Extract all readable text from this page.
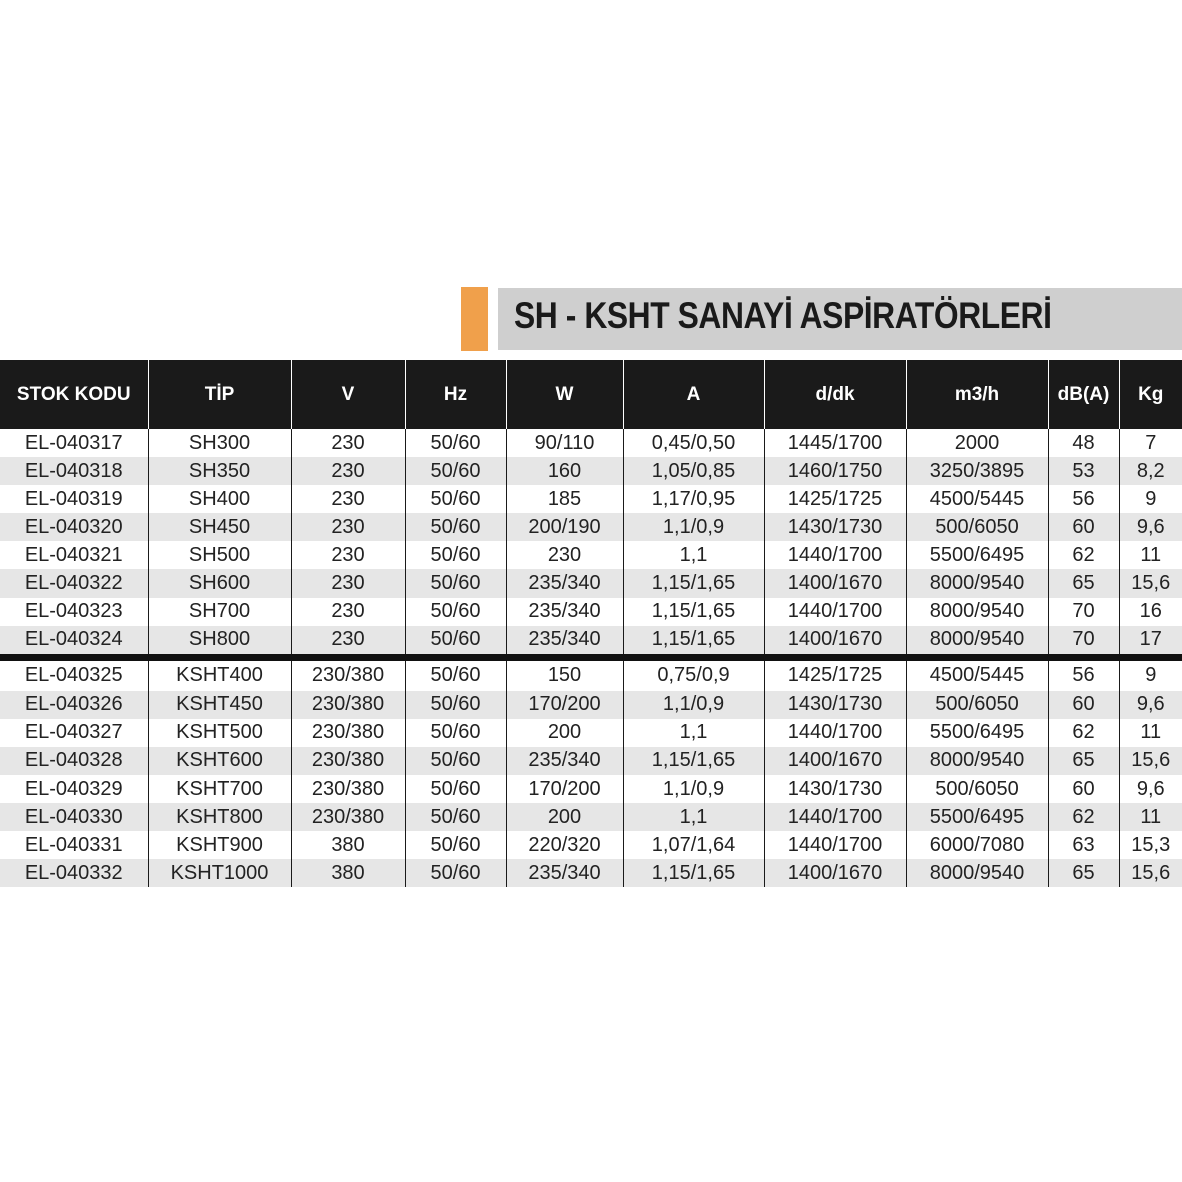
SH - KSHT SANAYİ ASPİRATÖRLERİ
STOK KODU	TİP	V	Hz	W	A	d/dk	m3/h	dB(A)	Kg
EL-040317	SH300	230	50/60	90/110	0,45/0,50	1445/1700	2000	48	7
EL-040318	SH350	230	50/60	160	1,05/0,85	1460/1750	3250/3895	53	8,2
EL-040319	SH400	230	50/60	185	1,17/0,95	1425/1725	4500/5445	56	9
EL-040320	SH450	230	50/60	200/190	1,1/0,9	1430/1730	500/6050	60	9,6
EL-040321	SH500	230	50/60	230	1,1	1440/1700	5500/6495	62	11
EL-040322	SH600	230	50/60	235/340	1,15/1,65	1400/1670	8000/9540	65	15,6
EL-040323	SH700	230	50/60	235/340	1,15/1,65	1440/1700	8000/9540	70	16
EL-040324	SH800	230	50/60	235/340	1,15/1,65	1400/1670	8000/9540	70	17
EL-040325	KSHT400	230/380	50/60	150	0,75/0,9	1425/1725	4500/5445	56	9
EL-040326	KSHT450	230/380	50/60	170/200	1,1/0,9	1430/1730	500/6050	60	9,6
EL-040327	KSHT500	230/380	50/60	200	1,1	1440/1700	5500/6495	62	11
EL-040328	KSHT600	230/380	50/60	235/340	1,15/1,65	1400/1670	8000/9540	65	15,6
EL-040329	KSHT700	230/380	50/60	170/200	1,1/0,9	1430/1730	500/6050	60	9,6
EL-040330	KSHT800	230/380	50/60	200	1,1	1440/1700	5500/6495	62	11
EL-040331	KSHT900	380	50/60	220/320	1,07/1,64	1440/1700	6000/7080	63	15,3
EL-040332	KSHT1000	380	50/60	235/340	1,15/1,65	1400/1670	8000/9540	65	15,6
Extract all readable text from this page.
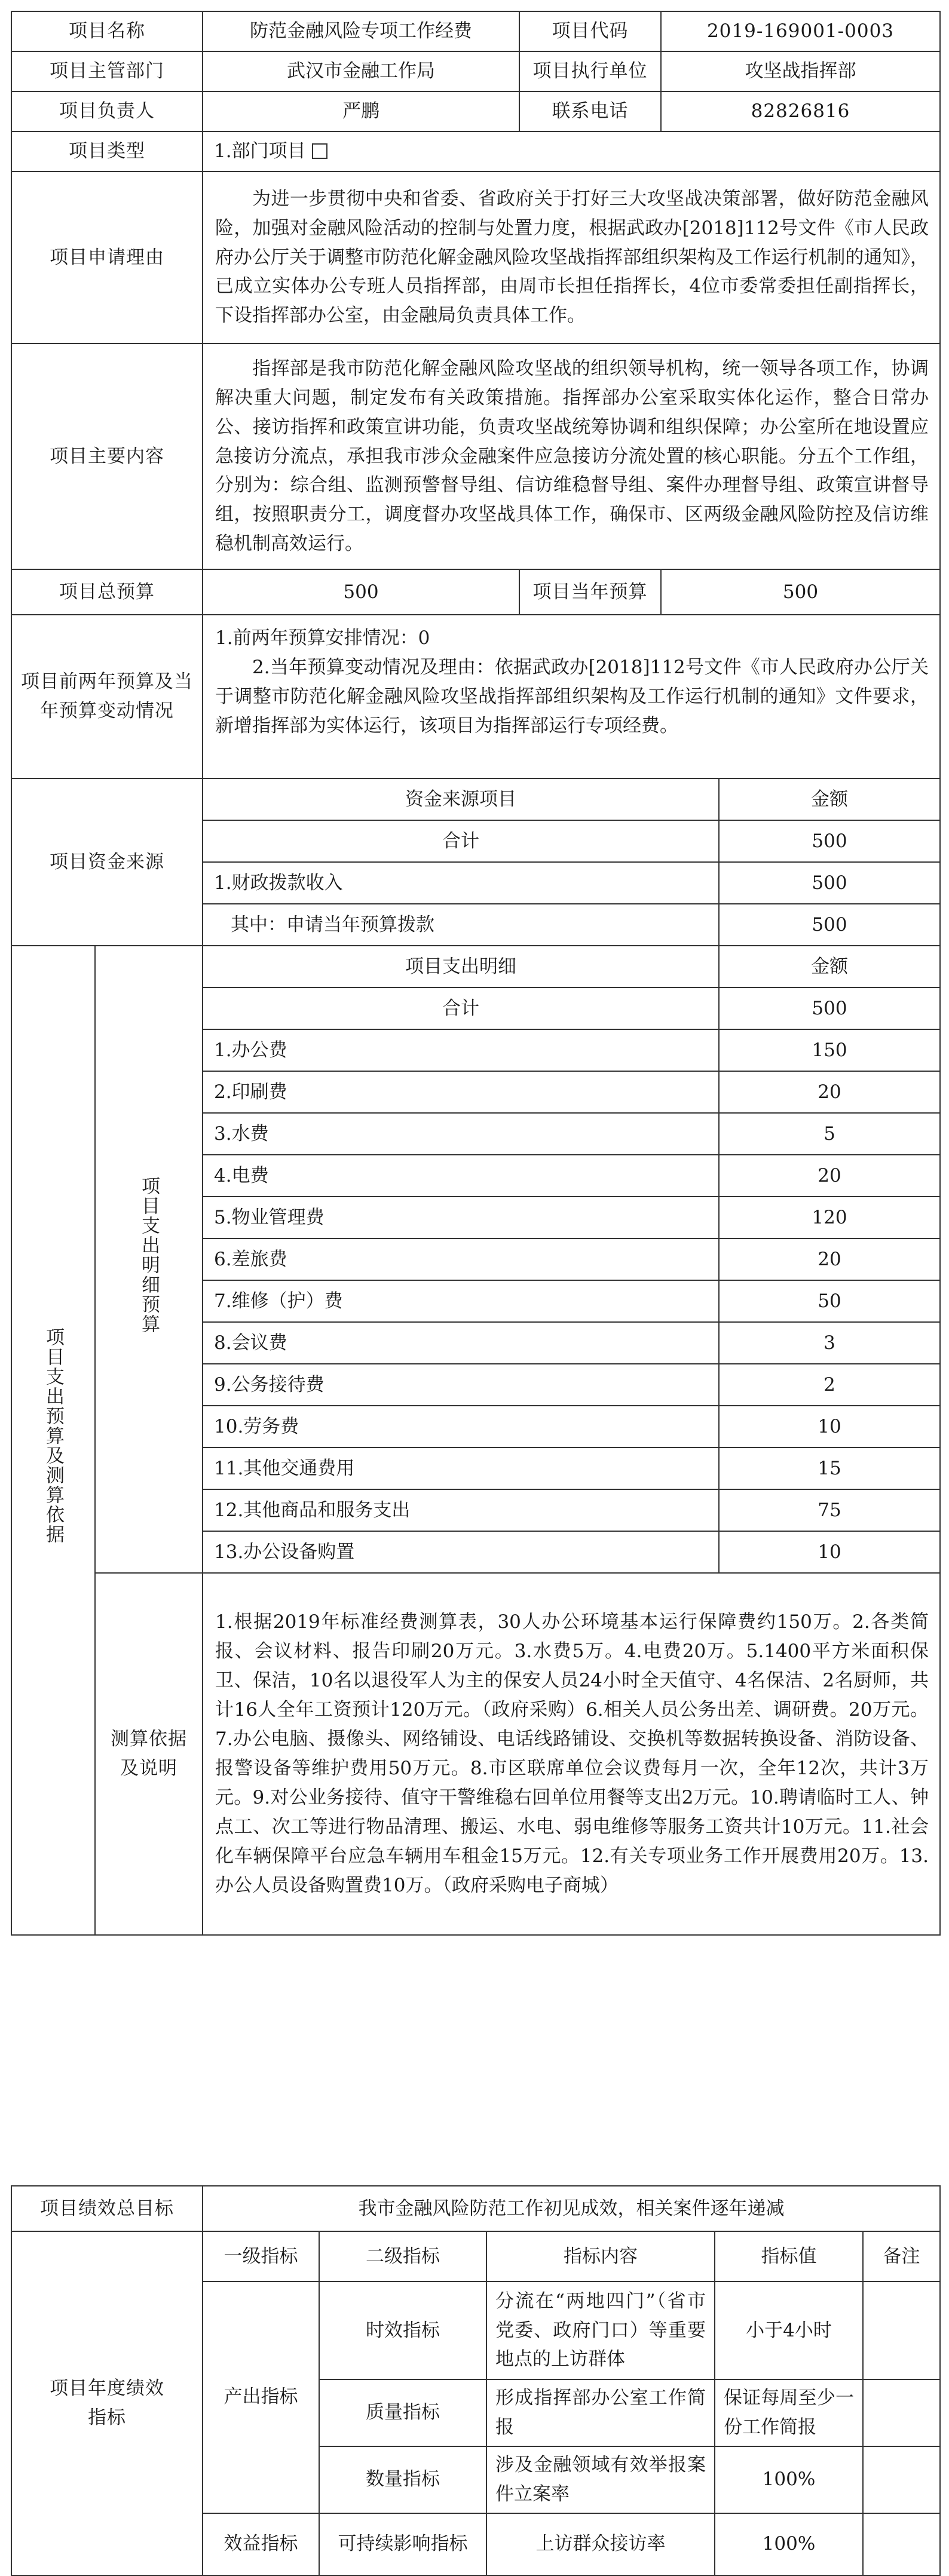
项目名称	防范金融风险专项工作经费	项目代码	2019-169001-0003
项目主管部门	武汉市金融工作局	项目执行单位	攻坚战指挥部
项目负责人	严鹏	联系电话	82826816
项目类型	1.部门项目		
项目申请理由	为进一步贯彻中央和省委、省政府关于打好三大攻坚战决策部署，做好防范金融风险，加强对金融风险活动的控制与处置力度，根据武政办[2018]112号文件《市人民政府办公厅关于调整市防范化解金融风险攻坚战指挥部组织架构及工作运行机制的通知》，已成立实体办公专班人员指挥部，由周市长担任指挥长，4位市委常委担任副指挥长，下设指挥部办公室，由金融局负责具体工作。		
项目主要内容	指挥部是我市防范化解金融风险攻坚战的组织领导机构，统一领导各项工作，协调解决重大问题，制定发布有关政策措施。指挥部办公室采取实体化运作，整合日常办公、接访指挥和政策宣讲功能，负责攻坚战统筹协调和组织保障；办公室所在地设置应急接访分流点，承担我市涉众金融案件应急接访分流处置的核心职能。分五个工作组，分别为：综合组、监测预警督导组、信访维稳督导组、案件办理督导组、政策宣讲督导组，按照职责分工，调度督办攻坚战具体工作，确保市、区两级金融风险防控及信访维稳机制高效运行。		
项目总预算	500	项目当年预算	500
项目前两年预算及当年预算变动情况	1.前两年预算安排情况：0
2.当年预算变动情况及理由：依据武政办[2018]112号文件《市人民政府办公厅关于调整市防范化解金融风险攻坚战指挥部组织架构及工作运行机制的通知》文件要求，新增指挥部为实体运行，该项目为指挥部运行专项经费。		
项目资金来源	资金来源项目	金额
	合计	500
	1.财政拨款收入	500
	其中：申请当年预算拨款	500
项目支出预算及测算依据	项目支出明细预算	项目支出明细	金额
		合计	500
		1.办公费	150
		2.印刷费	20
		3.水费	5
		4.电费	20
		5.物业管理费	120
		6.差旅费	20
		7.维修（护）费	50
		8.会议费	3
		9.公务接待费	2
		10.劳务费	10
		11.其他交通费用	15
		12.其他商品和服务支出	75
		13.办公设备购置	10
	测算依据及说明	1.根据2019年标准经费测算表，30人办公环境基本运行保障费约150万。2.各类简报、会议材料、报告印刷20万元。3.水费5万。4.电费20万。5.1400平方米面积保卫、保洁，10名以退役军人为主的保安人员24小时全天值守、4名保洁、2名厨师，共计16人全年工资预计120万元。（政府采购）6.相关人员公务出差、调研费。20万元。7.办公电脑、摄像头、网络铺设、电话线路铺设、交换机等数据转换设备、消防设备、报警设备等维护费用50万元。8.市区联席单位会议费每月一次，全年12次，共计3万元。9.对公业务接待、值守干警维稳右回单位用餐等支出2万元。10.聘请临时工人、钟点工、次工等进行物品清理、搬运、水电、弱电维修等服务工资共计10万元。11.社会化车辆保障平台应急车辆用车租金15万元。12.有关专项业务工作开展费用20万。13.办公人员设备购置费10万。（政府采购电子商城）	
项目绩效总目标	我市金融风险防范工作初见成效，相关案件逐年递减				
项目年度绩效指标	一级指标	二级指标	指标内容	指标值	备注
	产出指标	时效指标	分流在“两地四门”（省市党委、政府门口）等重要地点的上访群体	小于4小时	
		质量指标	形成指挥部办公室工作简报	保证每周至少一份工作简报	
		数量指标	涉及金融领域有效举报案件立案率	100%	
	效益指标	可持续影响指标	上访群众接访率	100%	
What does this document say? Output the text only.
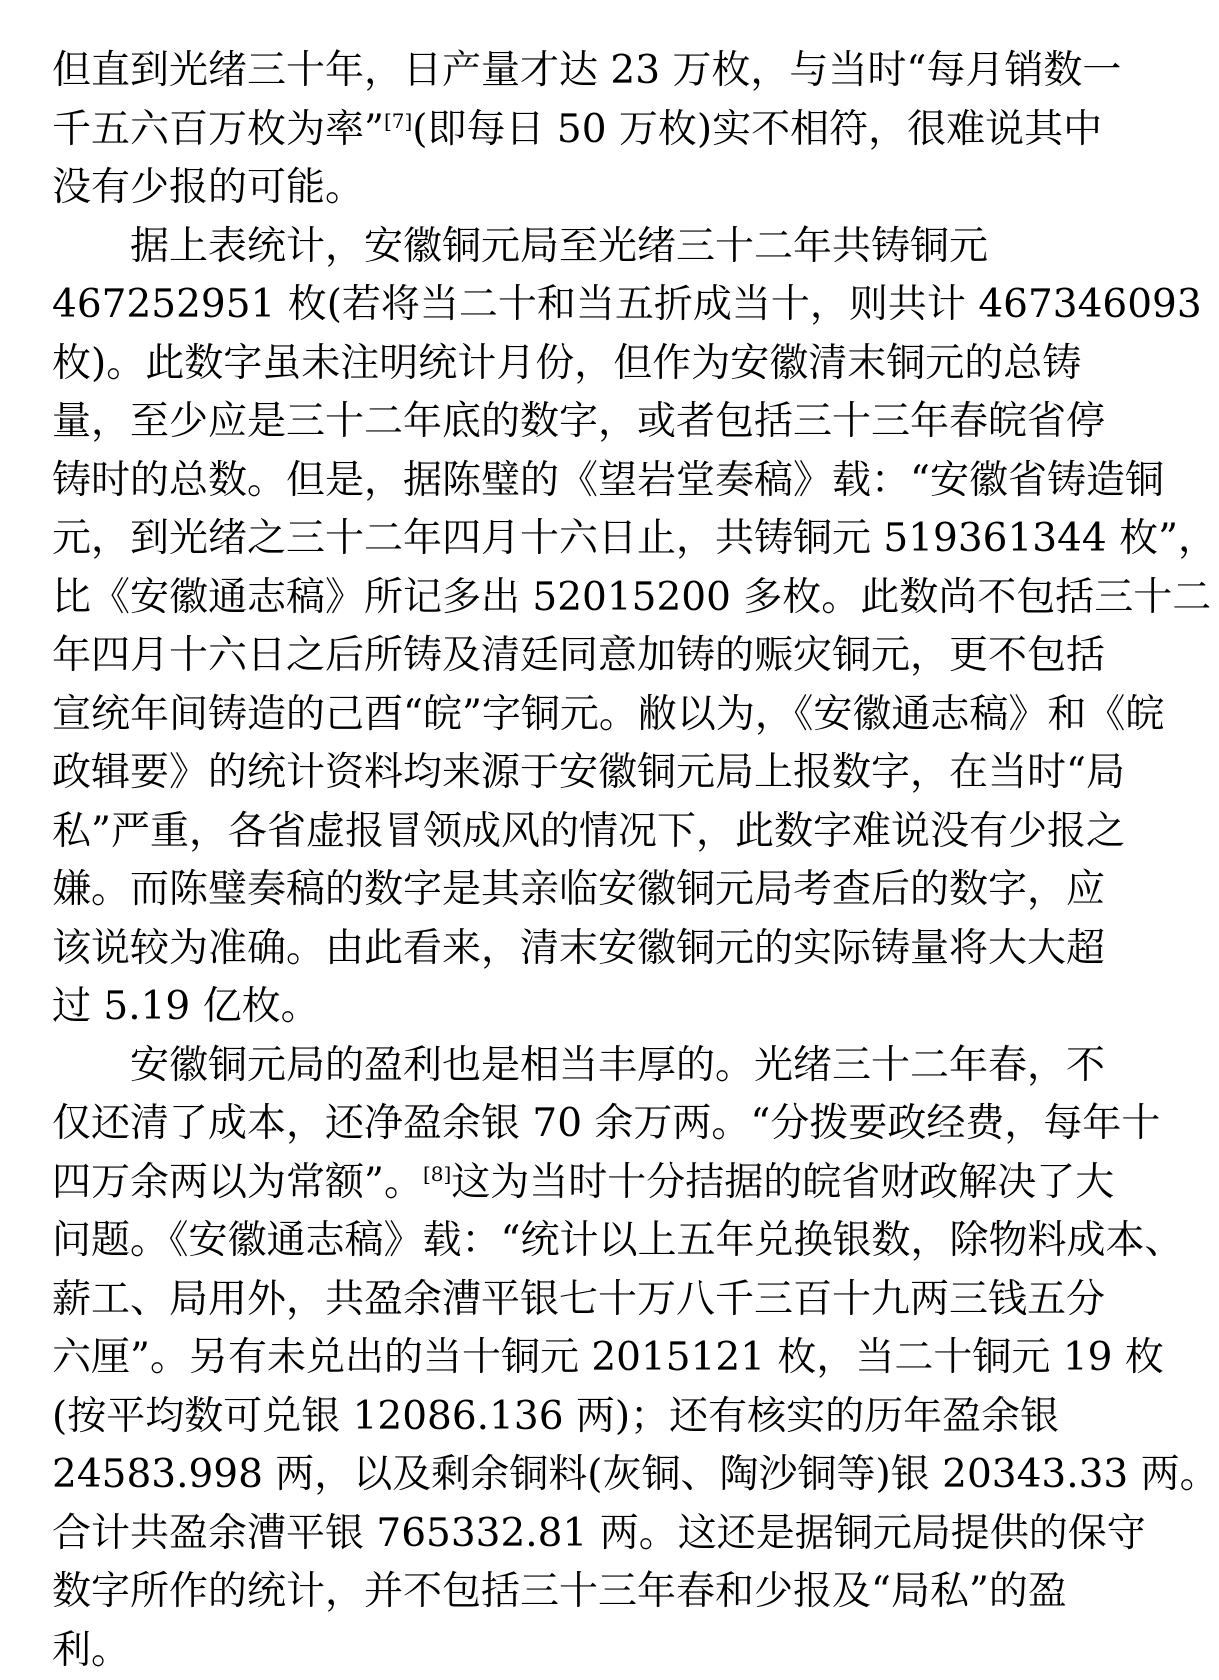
但直到光绪三十年，日产量才达 23 万枚，与当时“每月销数一
千五六百万枚为率”[7](即每日 50 万枚)实不相符，很难说其中
没有少报的可能。
据上表统计，安徽铜元局至光绪三十二年共铸铜元
467252951 枚(若将当二十和当五折成当十，则共计 467346093
枚)。此数字虽未注明统计月份，但作为安徽清末铜元的总铸
量，至少应是三十二年底的数字，或者包括三十三年春皖省停
铸时的总数。但是，据陈璧的《望岩堂奏稿》载：“安徽省铸造铜
元，到光绪之三十二年四月十六日止，共铸铜元 519361344 枚”，
比《安徽通志稿》所记多出 52015200 多枚。此数尚不包括三十二
年四月十六日之后所铸及清廷同意加铸的赈灾铜元，更不包括
宣统年间铸造的己酉“皖”字铜元。敝以为，《安徽通志稿》和《皖
政辑要》的统计资料均来源于安徽铜元局上报数字，在当时“局
私”严重，各省虚报冒领成风的情况下，此数字难说没有少报之
嫌。而陈璧奏稿的数字是其亲临安徽铜元局考查后的数字，应
该说较为准确。由此看来，清末安徽铜元的实际铸量将大大超
过 5.19 亿枚。
安徽铜元局的盈利也是相当丰厚的。光绪三十二年春，不
仅还清了成本，还净盈余银 70 余万两。“分拨要政经费，每年十
四万余两以为常额”。[8]这为当时十分拮据的皖省财政解决了大
问题。《安徽通志稿》载：“统计以上五年兑换银数，除物料成本、
薪工、局用外，共盈余漕平银七十万八千三百十九两三钱五分
六厘”。另有未兑出的当十铜元 2015121 枚，当二十铜元 19 枚
(按平均数可兑银 12086.136 两)；还有核实的历年盈余银
24583.998 两，以及剩余铜料(灰铜、陶沙铜等)银 20343.33 两。
合计共盈余漕平银 765332.81 两。这还是据铜元局提供的保守
数字所作的统计，并不包括三十三年春和少报及“局私”的盈
利。
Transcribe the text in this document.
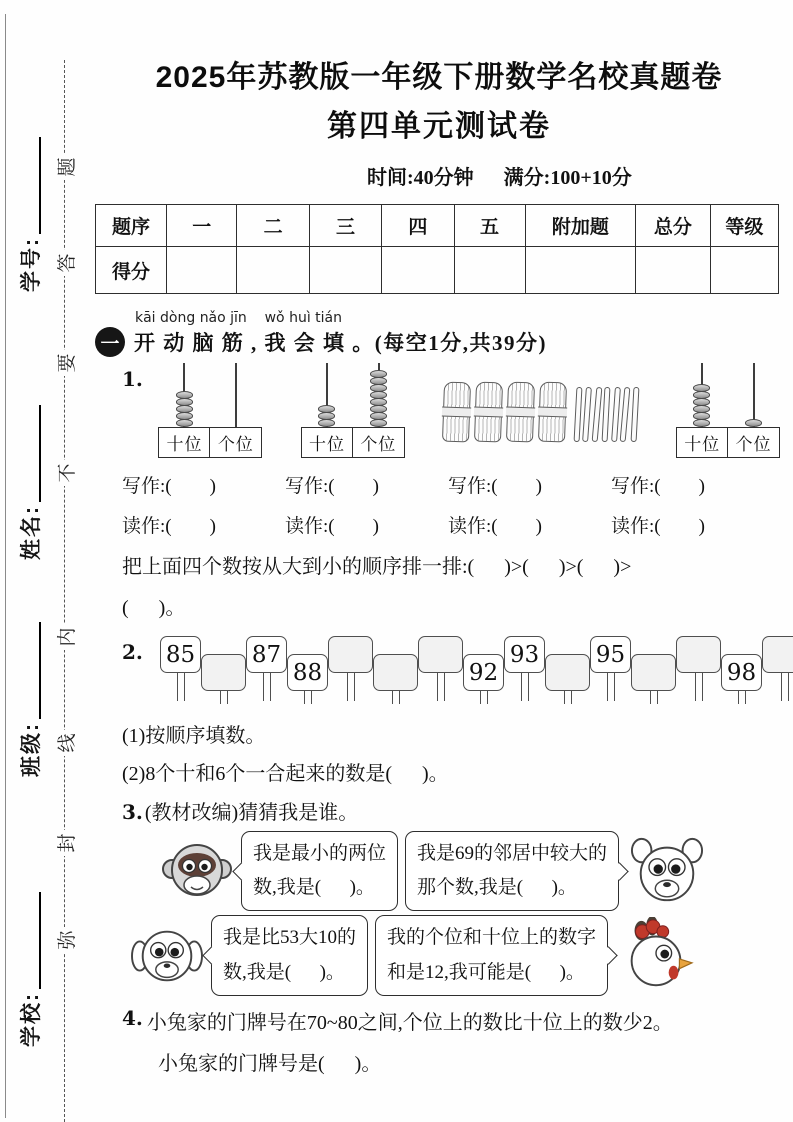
学号:
姓名:
班级:
学校:
题
答
要
不
内
线
封
弥
2025年苏教版一年级下册数学名校真题卷
第四单元测试卷
时间:40分钟 满分:100+10分
题序	一	二	三	四	五	附加题	总分	等级
得分								
kāi dòng nǎo jīn    wǒ huì tián
一 开 动 脑 筋 , 我 会 填 。(每空1分,共39分)
1.
十位 个位	十位 个位	十位 个位
写作:(        )	写作:(        )	写作:(        )	写作:(        )
读作:(        )	读作:(        )	读作:(        )	读作:(        )
把上面四个数按从大到小的顺序排一排:(      )>(      )>(      )>
(      )。
2. 85 87
88	92
93 95
98
(1)按顺序填数。
(2)8个十和6个一合起来的数是(      )。
3. (教材改编)猜猜我是谁。
我是最小的两位
数,我是(      )。
我是69的邻居中较大的
那个数,我是(      )。
我是比53大10的
数,我是(      )。
我的个位和十位上的数字
和是12,我可能是(      )。
4. 小兔家的门牌号在70~80之间,个位上的数比十位上的数少2。
小兔家的门牌号是(      )。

###

### SET PROBLEM
Find how many lines of the listing include the string "安徽通志稿" and give that number, nothing else.

### FULL SOLUTION
3